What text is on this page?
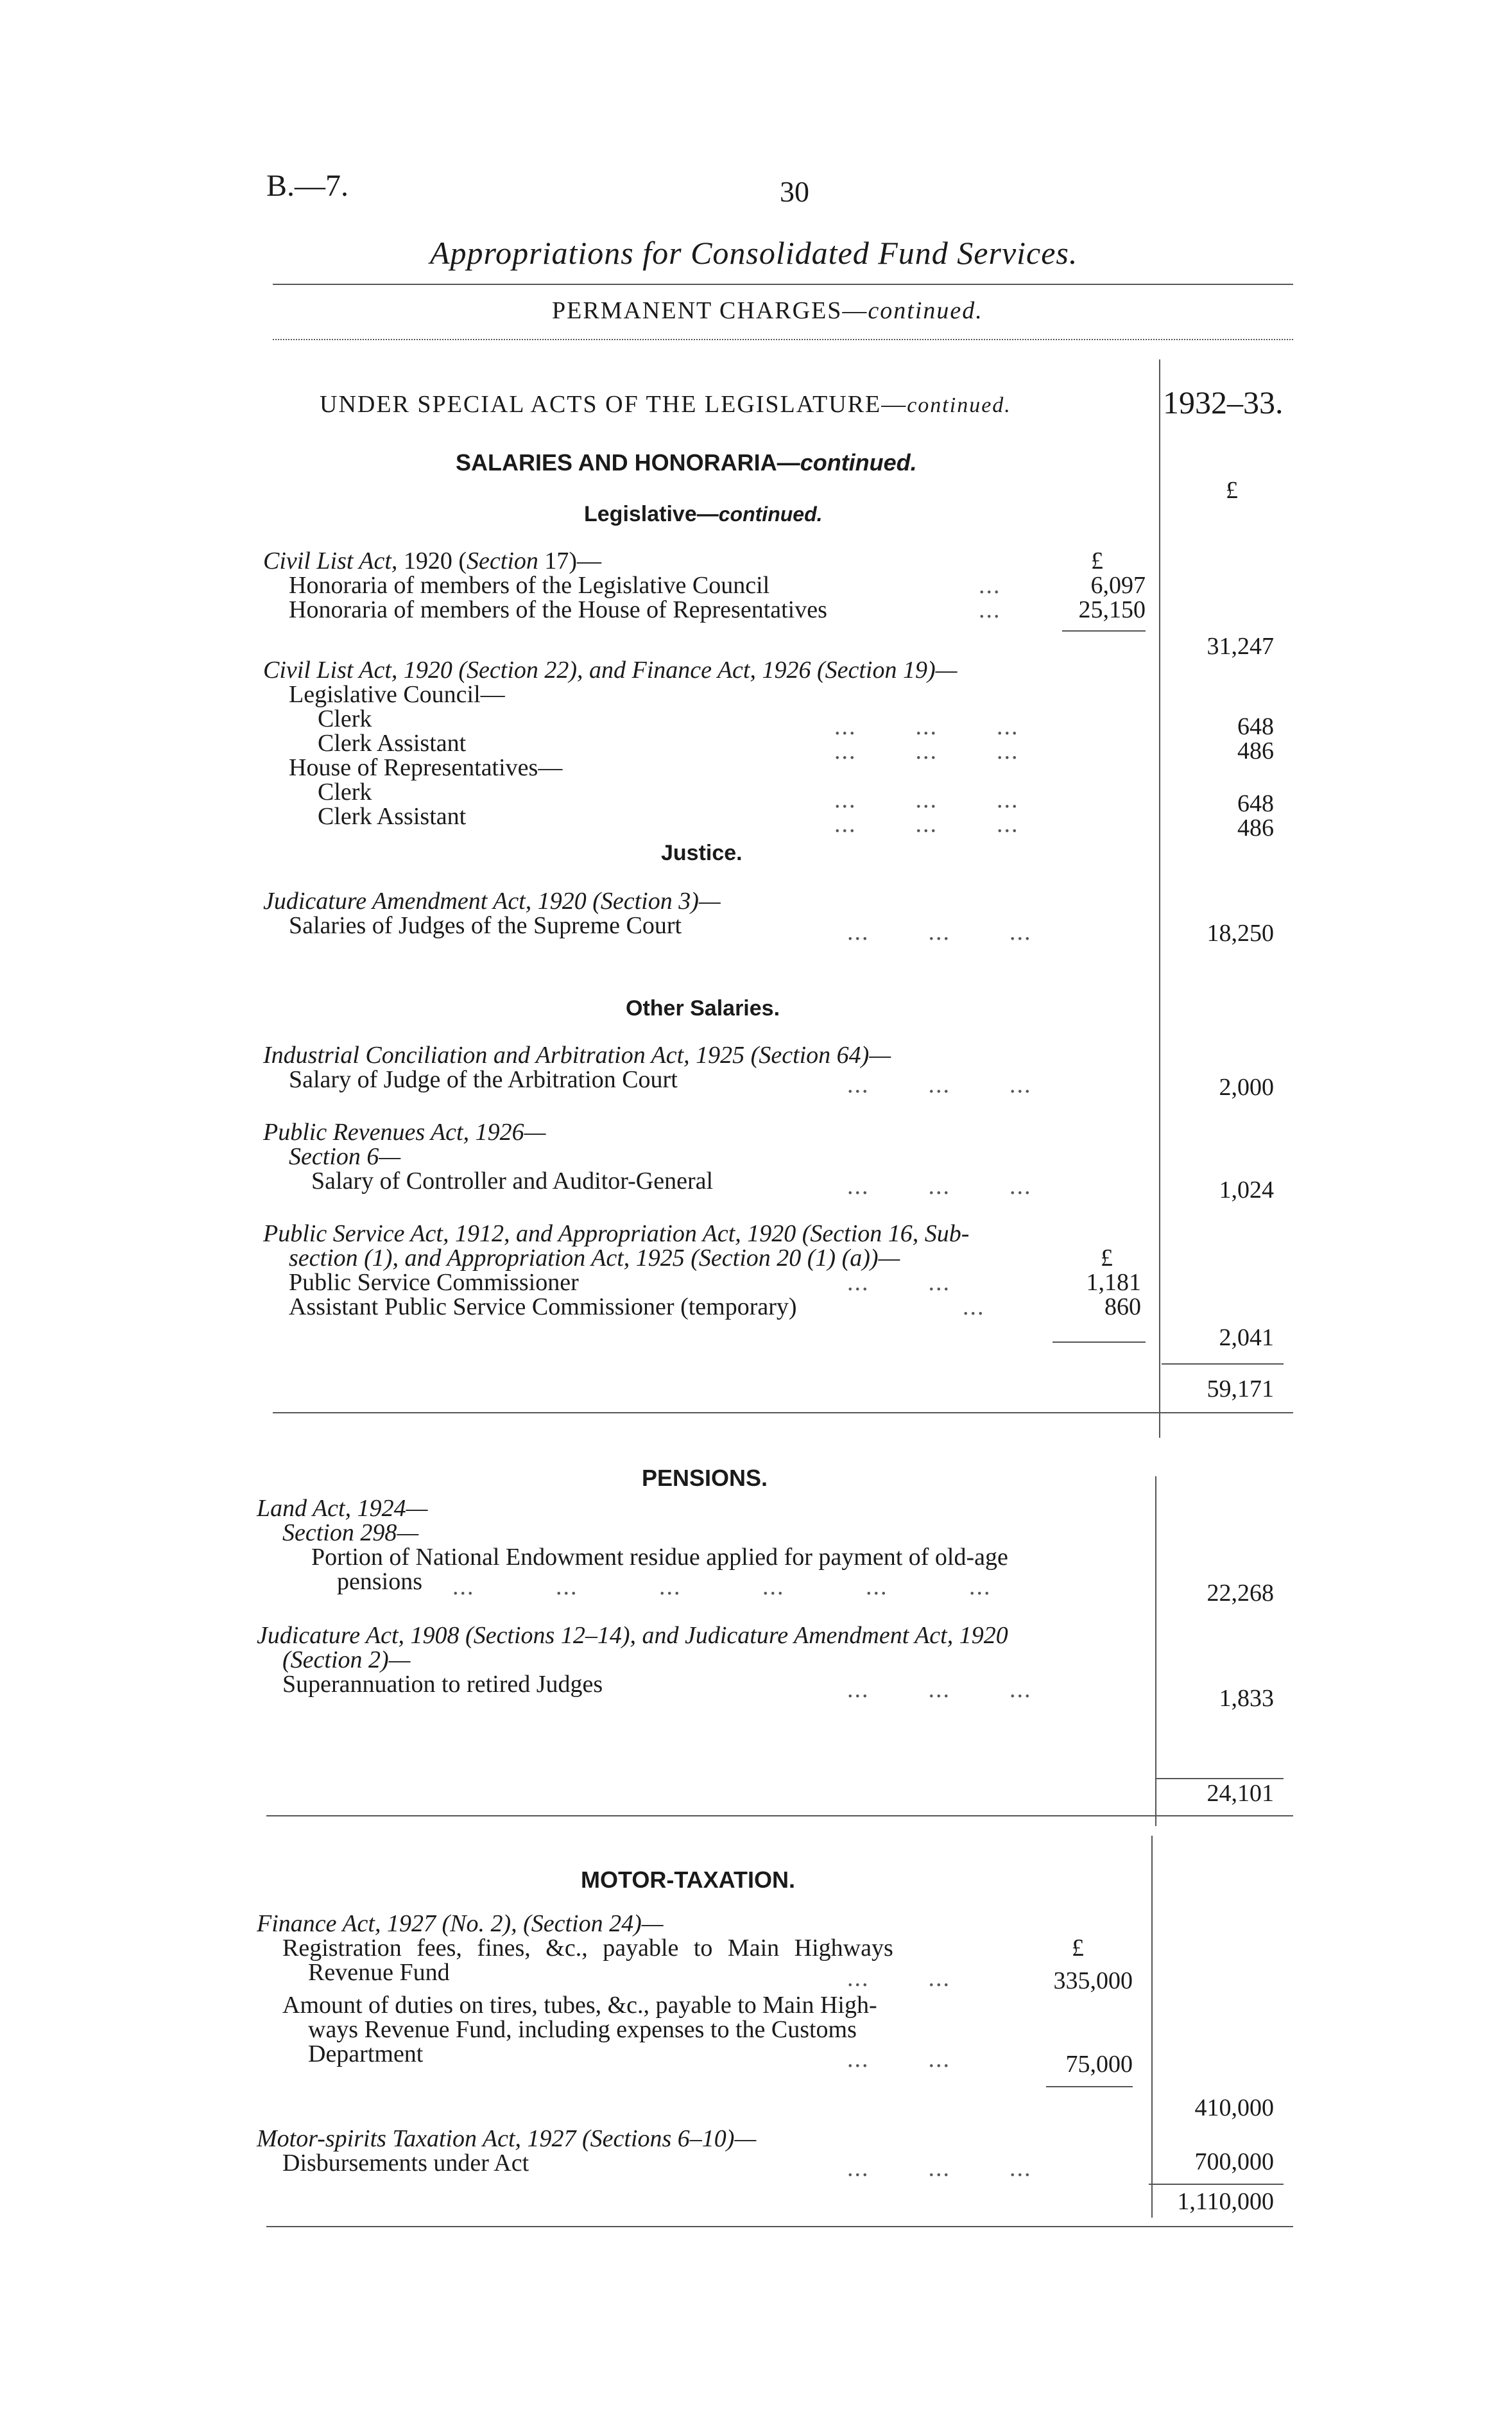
B.—7.	30
Appropriations for Consolidated Fund Services.
PERMANENT CHARGES—continued.
UNDER SPECIAL ACTS OF THE LEGISLATURE—continued.	1932–33.
£
SALARIES AND HONORARIA—continued.
Legislative—continued.
Civil List Act, 1920 (Section 17)—	£
Honoraria of members of the Legislative Council	...	6,097
Honoraria of members of the House of Representatives	...	25,150
31,247
Civil List Act, 1920 (Section 22), and Finance Act, 1926 (Section 19)—
Legislative Council—
Clerk	...        ...        ...	648
Clerk Assistant	...        ...        ...	486
House of Representatives—
Clerk	...        ...        ...	648
Clerk Assistant	...        ...        ...	486
Justice.
Judicature Amendment Act, 1920 (Section 3)—
Salaries of Judges of the Supreme Court	...        ...        ...	18,250
Other Salaries.
Industrial Conciliation and Arbitration Act, 1925 (Section 64)—
Salary of Judge of the Arbitration Court	...        ...        ...	2,000
Public Revenues Act, 1926—
Section 6—
Salary of Controller and Auditor-General	...        ...        ...	1,024
Public Service Act, 1912, and Appropriation Act, 1920 (Section 16, Sub-
section (1), and Appropriation Act, 1925 (Section 20 (1) (a))—	£
Public Service Commissioner	...        ...	1,181
Assistant Public Service Commissioner (temporary)	...	860
2,041
59,171
PENSIONS.
Land Act, 1924—
Section 298—
Portion of National Endowment residue applied for payment of old-age
pensions ...           ...           ...           ...           ...           ...	22,268
Judicature Act, 1908 (Sections 12–14), and Judicature Amendment Act, 1920
(Section 2)—
Superannuation to retired Judges	...        ...        ...	1,833
24,101
MOTOR-TAXATION.
Finance Act, 1927 (No. 2), (Section 24)—
Registration fees, fines, &c., payable to Main Highways	£
Revenue Fund	...        ...	335,000
Amount of duties on tires, tubes, &c., payable to Main High-
ways Revenue Fund, including expenses to the Customs
Department	...        ...	75,000
410,000
Motor-spirits Taxation Act, 1927 (Sections 6–10)—
Disbursements under Act	...        ...        ...	700,000
1,110,000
☆ ☆ ☆ ☆ ☆ ☆ ☆
**WHAT TO WORK ON:**
Retype every entry verbatim and exclude the pictures from the copy.

**CORRECT ANSWER:**
What text is on this page?
B.—7.	30
Appropriations for Consolidated Fund Services.
PERMANENT CHARGES—continued.
UNDER SPECIAL ACTS OF THE LEGISLATURE—continued.	1932–33.
£
SALARIES AND HONORARIA—continued.
Legislative—continued.
Civil List Act, 1920 (Section 17)—	£
Honoraria of members of the Legislative Council	...	6,097
Honoraria of members of the House of Representatives	...	25,150
31,247
Civil List Act, 1920 (Section 22), and Finance Act, 1926 (Section 19)—
Legislative Council—
Clerk	...        ...        ...	648
Clerk Assistant	...        ...        ...	486
House of Representatives—
Clerk	...        ...        ...	648
Clerk Assistant	...        ...        ...	486
Justice.
Judicature Amendment Act, 1920 (Section 3)—
Salaries of Judges of the Supreme Court	...        ...        ...	18,250
Other Salaries.
Industrial Conciliation and Arbitration Act, 1925 (Section 64)—
Salary of Judge of the Arbitration Court	...        ...        ...	2,000
Public Revenues Act, 1926—
Section 6—
Salary of Controller and Auditor-General	...        ...        ...	1,024
Public Service Act, 1912, and Appropriation Act, 1920 (Section 16, Sub-
section (1), and Appropriation Act, 1925 (Section 20 (1) (a))—	£
Public Service Commissioner	...        ...	1,181
Assistant Public Service Commissioner (temporary)	...	860
2,041
59,171
PENSIONS.
Land Act, 1924—
Section 298—
Portion of National Endowment residue applied for payment of old-age
pensions ...           ...           ...           ...           ...           ...	22,268
Judicature Act, 1908 (Sections 12–14), and Judicature Amendment Act, 1920
(Section 2)—
Superannuation to retired Judges	...        ...        ...	1,833
24,101
MOTOR-TAXATION.
Finance Act, 1927 (No. 2), (Section 24)—
Registration fees, fines, &c., payable to Main Highways	£
Revenue Fund	...        ...	335,000
Amount of duties on tires, tubes, &c., payable to Main High-
ways Revenue Fund, including expenses to the Customs
Department	...        ...	75,000
410,000
Motor-spirits Taxation Act, 1927 (Sections 6–10)—
Disbursements under Act	...        ...        ...	700,000
1,110,000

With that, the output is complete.